Quote all of the data below exactly, please.

════════

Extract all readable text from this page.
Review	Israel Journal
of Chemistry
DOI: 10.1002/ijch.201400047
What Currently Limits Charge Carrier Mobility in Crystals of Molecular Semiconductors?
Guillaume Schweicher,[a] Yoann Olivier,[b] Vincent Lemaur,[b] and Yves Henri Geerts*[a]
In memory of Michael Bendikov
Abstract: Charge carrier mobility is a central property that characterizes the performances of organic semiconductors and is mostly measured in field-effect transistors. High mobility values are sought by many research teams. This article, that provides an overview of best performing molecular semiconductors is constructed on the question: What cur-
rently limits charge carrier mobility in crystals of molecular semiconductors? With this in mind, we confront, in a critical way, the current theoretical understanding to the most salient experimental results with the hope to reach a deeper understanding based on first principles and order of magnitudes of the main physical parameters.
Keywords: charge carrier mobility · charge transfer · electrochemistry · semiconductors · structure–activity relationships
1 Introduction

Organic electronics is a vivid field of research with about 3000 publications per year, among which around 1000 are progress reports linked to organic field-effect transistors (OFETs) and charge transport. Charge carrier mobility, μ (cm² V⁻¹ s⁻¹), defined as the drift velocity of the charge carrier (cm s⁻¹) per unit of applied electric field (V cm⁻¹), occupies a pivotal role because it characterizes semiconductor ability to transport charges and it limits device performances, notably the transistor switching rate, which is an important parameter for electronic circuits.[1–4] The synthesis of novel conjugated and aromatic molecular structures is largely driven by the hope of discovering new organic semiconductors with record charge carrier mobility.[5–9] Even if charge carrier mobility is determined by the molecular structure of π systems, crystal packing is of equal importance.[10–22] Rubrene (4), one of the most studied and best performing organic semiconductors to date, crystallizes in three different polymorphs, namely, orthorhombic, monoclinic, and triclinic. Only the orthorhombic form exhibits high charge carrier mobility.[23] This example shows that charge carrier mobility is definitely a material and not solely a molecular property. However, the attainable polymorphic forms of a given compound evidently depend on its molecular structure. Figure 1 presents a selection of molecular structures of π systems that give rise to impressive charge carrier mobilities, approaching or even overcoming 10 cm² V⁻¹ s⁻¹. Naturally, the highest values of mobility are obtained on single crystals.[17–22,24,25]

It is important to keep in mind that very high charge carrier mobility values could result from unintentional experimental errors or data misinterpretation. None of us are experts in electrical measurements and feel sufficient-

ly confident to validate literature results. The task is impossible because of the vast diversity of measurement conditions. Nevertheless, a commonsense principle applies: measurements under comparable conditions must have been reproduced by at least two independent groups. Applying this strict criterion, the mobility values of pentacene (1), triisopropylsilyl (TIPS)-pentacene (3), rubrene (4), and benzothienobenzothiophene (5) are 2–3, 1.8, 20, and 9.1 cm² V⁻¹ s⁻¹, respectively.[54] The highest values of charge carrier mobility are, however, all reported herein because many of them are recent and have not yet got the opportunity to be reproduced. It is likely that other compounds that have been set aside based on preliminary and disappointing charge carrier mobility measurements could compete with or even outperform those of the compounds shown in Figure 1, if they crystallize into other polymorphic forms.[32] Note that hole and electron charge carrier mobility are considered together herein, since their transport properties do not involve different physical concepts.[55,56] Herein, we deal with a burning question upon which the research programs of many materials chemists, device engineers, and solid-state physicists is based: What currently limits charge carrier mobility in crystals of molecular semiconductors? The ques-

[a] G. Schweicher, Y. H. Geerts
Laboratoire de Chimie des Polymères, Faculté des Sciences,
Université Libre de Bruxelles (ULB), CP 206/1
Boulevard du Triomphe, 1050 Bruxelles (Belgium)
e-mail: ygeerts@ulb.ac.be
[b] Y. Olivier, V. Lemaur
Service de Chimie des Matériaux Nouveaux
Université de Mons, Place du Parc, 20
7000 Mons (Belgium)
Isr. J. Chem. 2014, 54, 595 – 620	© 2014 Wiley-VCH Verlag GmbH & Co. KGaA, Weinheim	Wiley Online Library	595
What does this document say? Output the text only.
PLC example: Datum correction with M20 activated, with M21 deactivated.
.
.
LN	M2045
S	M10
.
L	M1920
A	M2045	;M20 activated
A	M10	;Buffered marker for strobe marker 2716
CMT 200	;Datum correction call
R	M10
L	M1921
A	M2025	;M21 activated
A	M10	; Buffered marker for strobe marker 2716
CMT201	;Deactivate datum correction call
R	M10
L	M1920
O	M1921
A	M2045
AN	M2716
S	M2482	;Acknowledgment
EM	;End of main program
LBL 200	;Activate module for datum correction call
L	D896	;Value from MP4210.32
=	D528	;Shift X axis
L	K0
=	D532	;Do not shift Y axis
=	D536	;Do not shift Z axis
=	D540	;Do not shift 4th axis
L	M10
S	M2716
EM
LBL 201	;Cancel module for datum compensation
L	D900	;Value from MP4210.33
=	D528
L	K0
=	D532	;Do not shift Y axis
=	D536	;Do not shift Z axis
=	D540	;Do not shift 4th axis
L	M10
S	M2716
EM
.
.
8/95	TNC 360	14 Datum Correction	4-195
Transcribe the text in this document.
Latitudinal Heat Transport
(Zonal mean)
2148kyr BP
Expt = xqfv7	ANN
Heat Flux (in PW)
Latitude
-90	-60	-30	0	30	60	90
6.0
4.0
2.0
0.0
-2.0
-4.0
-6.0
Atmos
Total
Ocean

════════

§ RESULT OF THIS EXERCISE
Extract all readable text from this page.
Review	Israel Journal
of Chemistry
DOI: 10.1002/ijch.201400047
What Currently Limits Charge Carrier Mobility in Crystals of Molecular Semiconductors?
Guillaume Schweicher,[a] Yoann Olivier,[b] Vincent Lemaur,[b] and Yves Henri Geerts*[a]
In memory of Michael Bendikov
Abstract: Charge carrier mobility is a central property that characterizes the performances of organic semiconductors and is mostly measured in field-effect transistors. High mobility values are sought by many research teams. This article, that provides an overview of best performing molecular semiconductors is constructed on the question: What cur-
rently limits charge carrier mobility in crystals of molecular semiconductors? With this in mind, we confront, in a critical way, the current theoretical understanding to the most salient experimental results with the hope to reach a deeper understanding based on first principles and order of magnitudes of the main physical parameters.
Keywords: charge carrier mobility · charge transfer · electrochemistry · semiconductors · structure–activity relationships
1 Introduction

Organic electronics is a vivid field of research with about 3000 publications per year, among which around 1000 are progress reports linked to organic field-effect transistors (OFETs) and charge transport. Charge carrier mobility, μ (cm² V⁻¹ s⁻¹), defined as the drift velocity of the charge carrier (cm s⁻¹) per unit of applied electric field (V cm⁻¹), occupies a pivotal role because it characterizes semiconductor ability to transport charges and it limits device performances, notably the transistor switching rate, which is an important parameter for electronic circuits.[1–4] The synthesis of novel conjugated and aromatic molecular structures is largely driven by the hope of discovering new organic semiconductors with record charge carrier mobility.[5–9] Even if charge carrier mobility is determined by the molecular structure of π systems, crystal packing is of equal importance.[10–22] Rubrene (4), one of the most studied and best performing organic semiconductors to date, crystallizes in three different polymorphs, namely, orthorhombic, monoclinic, and triclinic. Only the orthorhombic form exhibits high charge carrier mobility.[23] This example shows that charge carrier mobility is definitely a material and not solely a molecular property. However, the attainable polymorphic forms of a given compound evidently depend on its molecular structure. Figure 1 presents a selection of molecular structures of π systems that give rise to impressive charge carrier mobilities, approaching or even overcoming 10 cm² V⁻¹ s⁻¹. Naturally, the highest values of mobility are obtained on single crystals.[17–22,24,25]

It is important to keep in mind that very high charge carrier mobility values could result from unintentional experimental errors or data misinterpretation. None of us are experts in electrical measurements and feel sufficient-

ly confident to validate literature results. The task is impossible because of the vast diversity of measurement conditions. Nevertheless, a commonsense principle applies: measurements under comparable conditions must have been reproduced by at least two independent groups. Applying this strict criterion, the mobility values of pentacene (1), triisopropylsilyl (TIPS)-pentacene (3), rubrene (4), and benzothienobenzothiophene (5) are 2–3, 1.8, 20, and 9.1 cm² V⁻¹ s⁻¹, respectively.[54] The highest values of charge carrier mobility are, however, all reported herein because many of them are recent and have not yet got the opportunity to be reproduced. It is likely that other compounds that have been set aside based on preliminary and disappointing charge carrier mobility measurements could compete with or even outperform those of the compounds shown in Figure 1, if they crystallize into other polymorphic forms.[32] Note that hole and electron charge carrier mobility are considered together herein, since their transport properties do not involve different physical concepts.[55,56] Herein, we deal with a burning question upon which the research programs of many materials chemists, device engineers, and solid-state physicists is based: What currently limits charge carrier mobility in crystals of molecular semiconductors? The ques-

[a] G. Schweicher, Y. H. Geerts
Laboratoire de Chimie des Polymères, Faculté des Sciences,
Université Libre de Bruxelles (ULB), CP 206/1
Boulevard du Triomphe, 1050 Bruxelles (Belgium)
e-mail: ygeerts@ulb.ac.be
[b] Y. Olivier, V. Lemaur
Service de Chimie des Matériaux Nouveaux
Université de Mons, Place du Parc, 20
7000 Mons (Belgium)
Isr. J. Chem. 2014, 54, 595 – 620	© 2014 Wiley-VCH Verlag GmbH & Co. KGaA, Weinheim	Wiley Online Library	595
What does this document say? Output the text only.
PLC example: Datum correction with M20 activated, with M21 deactivated.
.
.
LN	M2045
S	M10
.
L	M1920
A	M2045	;M20 activated
A	M10	;Buffered marker for strobe marker 2716
CMT 200	;Datum correction call
R	M10
L	M1921
A	M2025	;M21 activated
A	M10	; Buffered marker for strobe marker 2716
CMT201	;Deactivate datum correction call
R	M10
L	M1920
O	M1921
A	M2045
AN	M2716
S	M2482	;Acknowledgment
EM	;End of main program
LBL 200	;Activate module for datum correction call
L	D896	;Value from MP4210.32
=	D528	;Shift X axis
L	K0
=	D532	;Do not shift Y axis
=	D536	;Do not shift Z axis
=	D540	;Do not shift 4th axis
L	M10
S	M2716
EM
LBL 201	;Cancel module for datum compensation
L	D900	;Value from MP4210.33
=	D528
L	K0
=	D532	;Do not shift Y axis
=	D536	;Do not shift Z axis
=	D540	;Do not shift 4th axis
L	M10
S	M2716
EM
.
.
8/95	TNC 360	14 Datum Correction	4-195
Transcribe the text in this document.
Latitudinal Heat Transport
(Zonal mean)
2148kyr BP
Expt = xqfv7	ANN
Heat Flux (in PW)
Latitude
-90	-60	-30	0	30	60	90
6.0
4.0
2.0
0.0
-2.0
-4.0
-6.0
Atmos
Total
Ocean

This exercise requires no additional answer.